• **Given data**:

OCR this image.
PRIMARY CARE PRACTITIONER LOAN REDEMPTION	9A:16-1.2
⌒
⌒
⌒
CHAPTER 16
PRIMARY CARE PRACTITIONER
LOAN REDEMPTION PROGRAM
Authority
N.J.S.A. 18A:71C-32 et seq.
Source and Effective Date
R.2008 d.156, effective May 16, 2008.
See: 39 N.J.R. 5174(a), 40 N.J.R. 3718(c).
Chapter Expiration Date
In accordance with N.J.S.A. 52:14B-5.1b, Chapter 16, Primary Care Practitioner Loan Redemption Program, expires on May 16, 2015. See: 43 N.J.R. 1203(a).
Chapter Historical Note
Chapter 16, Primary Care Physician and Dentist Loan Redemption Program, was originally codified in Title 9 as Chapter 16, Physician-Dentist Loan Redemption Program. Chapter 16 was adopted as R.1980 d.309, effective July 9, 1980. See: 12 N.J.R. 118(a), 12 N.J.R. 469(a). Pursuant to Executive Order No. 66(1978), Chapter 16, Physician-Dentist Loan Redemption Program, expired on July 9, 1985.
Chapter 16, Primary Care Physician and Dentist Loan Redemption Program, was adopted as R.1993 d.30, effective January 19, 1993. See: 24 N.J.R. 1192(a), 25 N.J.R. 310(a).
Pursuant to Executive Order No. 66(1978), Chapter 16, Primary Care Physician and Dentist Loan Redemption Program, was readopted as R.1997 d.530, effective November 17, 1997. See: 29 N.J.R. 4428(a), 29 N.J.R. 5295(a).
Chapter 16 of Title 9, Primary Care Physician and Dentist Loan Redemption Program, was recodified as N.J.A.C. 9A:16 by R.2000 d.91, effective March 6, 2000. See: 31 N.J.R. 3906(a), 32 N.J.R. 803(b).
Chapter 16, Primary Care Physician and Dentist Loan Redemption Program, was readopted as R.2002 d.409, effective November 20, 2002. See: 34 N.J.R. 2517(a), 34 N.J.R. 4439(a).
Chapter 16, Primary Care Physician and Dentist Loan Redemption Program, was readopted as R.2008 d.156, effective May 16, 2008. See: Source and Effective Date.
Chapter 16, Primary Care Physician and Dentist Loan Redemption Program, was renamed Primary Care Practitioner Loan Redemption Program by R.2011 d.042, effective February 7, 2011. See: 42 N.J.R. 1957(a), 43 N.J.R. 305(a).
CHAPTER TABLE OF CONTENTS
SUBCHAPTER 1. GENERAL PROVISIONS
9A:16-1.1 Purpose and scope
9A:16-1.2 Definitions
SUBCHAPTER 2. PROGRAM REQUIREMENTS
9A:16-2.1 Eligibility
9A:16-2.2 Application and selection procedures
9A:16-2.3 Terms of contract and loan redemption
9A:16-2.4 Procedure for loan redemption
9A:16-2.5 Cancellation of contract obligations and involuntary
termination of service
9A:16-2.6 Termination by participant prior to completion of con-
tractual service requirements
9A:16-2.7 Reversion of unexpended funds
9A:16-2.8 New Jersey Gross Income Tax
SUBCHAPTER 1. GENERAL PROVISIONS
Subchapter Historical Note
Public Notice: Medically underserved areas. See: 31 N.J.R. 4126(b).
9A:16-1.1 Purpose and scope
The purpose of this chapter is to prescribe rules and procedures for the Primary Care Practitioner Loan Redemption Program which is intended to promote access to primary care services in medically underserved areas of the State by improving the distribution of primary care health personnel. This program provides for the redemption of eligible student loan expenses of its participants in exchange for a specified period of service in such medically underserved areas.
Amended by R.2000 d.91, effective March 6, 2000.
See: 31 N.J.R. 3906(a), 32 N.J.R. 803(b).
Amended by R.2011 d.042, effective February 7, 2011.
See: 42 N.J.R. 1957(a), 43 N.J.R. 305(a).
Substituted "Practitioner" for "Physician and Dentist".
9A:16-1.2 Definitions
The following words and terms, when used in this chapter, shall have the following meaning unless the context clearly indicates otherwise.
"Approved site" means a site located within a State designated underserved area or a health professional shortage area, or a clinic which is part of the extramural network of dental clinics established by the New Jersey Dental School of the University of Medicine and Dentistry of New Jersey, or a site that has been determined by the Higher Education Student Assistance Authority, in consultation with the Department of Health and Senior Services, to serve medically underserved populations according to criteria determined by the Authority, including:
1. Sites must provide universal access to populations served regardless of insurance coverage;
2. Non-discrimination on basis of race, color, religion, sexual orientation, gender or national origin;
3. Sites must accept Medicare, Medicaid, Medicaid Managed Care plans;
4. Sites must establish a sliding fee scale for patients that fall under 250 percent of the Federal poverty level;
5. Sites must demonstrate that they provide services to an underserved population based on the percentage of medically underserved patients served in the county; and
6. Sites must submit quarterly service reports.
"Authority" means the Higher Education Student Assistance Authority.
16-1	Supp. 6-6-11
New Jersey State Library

• **What you need to do**: Repeat the entries. Keep each one exactly as written.

• **Response area**:
OCR this image.
PRIMARY CARE PRACTITIONER LOAN REDEMPTION	9A:16-1.2
⌒
⌒
⌒
CHAPTER 16
PRIMARY CARE PRACTITIONER
LOAN REDEMPTION PROGRAM
Authority
N.J.S.A. 18A:71C-32 et seq.
Source and Effective Date
R.2008 d.156, effective May 16, 2008.
See: 39 N.J.R. 5174(a), 40 N.J.R. 3718(c).
Chapter Expiration Date
In accordance with N.J.S.A. 52:14B-5.1b, Chapter 16, Primary Care Practitioner Loan Redemption Program, expires on May 16, 2015. See: 43 N.J.R. 1203(a).
Chapter Historical Note
Chapter 16, Primary Care Physician and Dentist Loan Redemption Program, was originally codified in Title 9 as Chapter 16, Physician-Dentist Loan Redemption Program. Chapter 16 was adopted as R.1980 d.309, effective July 9, 1980. See: 12 N.J.R. 118(a), 12 N.J.R. 469(a). Pursuant to Executive Order No. 66(1978), Chapter 16, Physician-Dentist Loan Redemption Program, expired on July 9, 1985.
Chapter 16, Primary Care Physician and Dentist Loan Redemption Program, was adopted as R.1993 d.30, effective January 19, 1993. See: 24 N.J.R. 1192(a), 25 N.J.R. 310(a).
Pursuant to Executive Order No. 66(1978), Chapter 16, Primary Care Physician and Dentist Loan Redemption Program, was readopted as R.1997 d.530, effective November 17, 1997. See: 29 N.J.R. 4428(a), 29 N.J.R. 5295(a).
Chapter 16 of Title 9, Primary Care Physician and Dentist Loan Redemption Program, was recodified as N.J.A.C. 9A:16 by R.2000 d.91, effective March 6, 2000. See: 31 N.J.R. 3906(a), 32 N.J.R. 803(b).
Chapter 16, Primary Care Physician and Dentist Loan Redemption Program, was readopted as R.2002 d.409, effective November 20, 2002. See: 34 N.J.R. 2517(a), 34 N.J.R. 4439(a).
Chapter 16, Primary Care Physician and Dentist Loan Redemption Program, was readopted as R.2008 d.156, effective May 16, 2008. See: Source and Effective Date.
Chapter 16, Primary Care Physician and Dentist Loan Redemption Program, was renamed Primary Care Practitioner Loan Redemption Program by R.2011 d.042, effective February 7, 2011. See: 42 N.J.R. 1957(a), 43 N.J.R. 305(a).
CHAPTER TABLE OF CONTENTS
SUBCHAPTER 1. GENERAL PROVISIONS
9A:16-1.1 Purpose and scope
9A:16-1.2 Definitions
SUBCHAPTER 2. PROGRAM REQUIREMENTS
9A:16-2.1 Eligibility
9A:16-2.2 Application and selection procedures
9A:16-2.3 Terms of contract and loan redemption
9A:16-2.4 Procedure for loan redemption
9A:16-2.5 Cancellation of contract obligations and involuntary
termination of service
9A:16-2.6 Termination by participant prior to completion of con-
tractual service requirements
9A:16-2.7 Reversion of unexpended funds
9A:16-2.8 New Jersey Gross Income Tax
SUBCHAPTER 1. GENERAL PROVISIONS
Subchapter Historical Note
Public Notice: Medically underserved areas. See: 31 N.J.R. 4126(b).
9A:16-1.1 Purpose and scope
The purpose of this chapter is to prescribe rules and procedures for the Primary Care Practitioner Loan Redemption Program which is intended to promote access to primary care services in medically underserved areas of the State by improving the distribution of primary care health personnel. This program provides for the redemption of eligible student loan expenses of its participants in exchange for a specified period of service in such medically underserved areas.
Amended by R.2000 d.91, effective March 6, 2000.
See: 31 N.J.R. 3906(a), 32 N.J.R. 803(b).
Amended by R.2011 d.042, effective February 7, 2011.
See: 42 N.J.R. 1957(a), 43 N.J.R. 305(a).
Substituted "Practitioner" for "Physician and Dentist".
9A:16-1.2 Definitions
The following words and terms, when used in this chapter, shall have the following meaning unless the context clearly indicates otherwise.
"Approved site" means a site located within a State designated underserved area or a health professional shortage area, or a clinic which is part of the extramural network of dental clinics established by the New Jersey Dental School of the University of Medicine and Dentistry of New Jersey, or a site that has been determined by the Higher Education Student Assistance Authority, in consultation with the Department of Health and Senior Services, to serve medically underserved populations according to criteria determined by the Authority, including:
1. Sites must provide universal access to populations served regardless of insurance coverage;
2. Non-discrimination on basis of race, color, religion, sexual orientation, gender or national origin;
3. Sites must accept Medicare, Medicaid, Medicaid Managed Care plans;
4. Sites must establish a sliding fee scale for patients that fall under 250 percent of the Federal poverty level;
5. Sites must demonstrate that they provide services to an underserved population based on the percentage of medically underserved patients served in the county; and
6. Sites must submit quarterly service reports.
"Authority" means the Higher Education Student Assistance Authority.
16-1	Supp. 6-6-11
New Jersey State Library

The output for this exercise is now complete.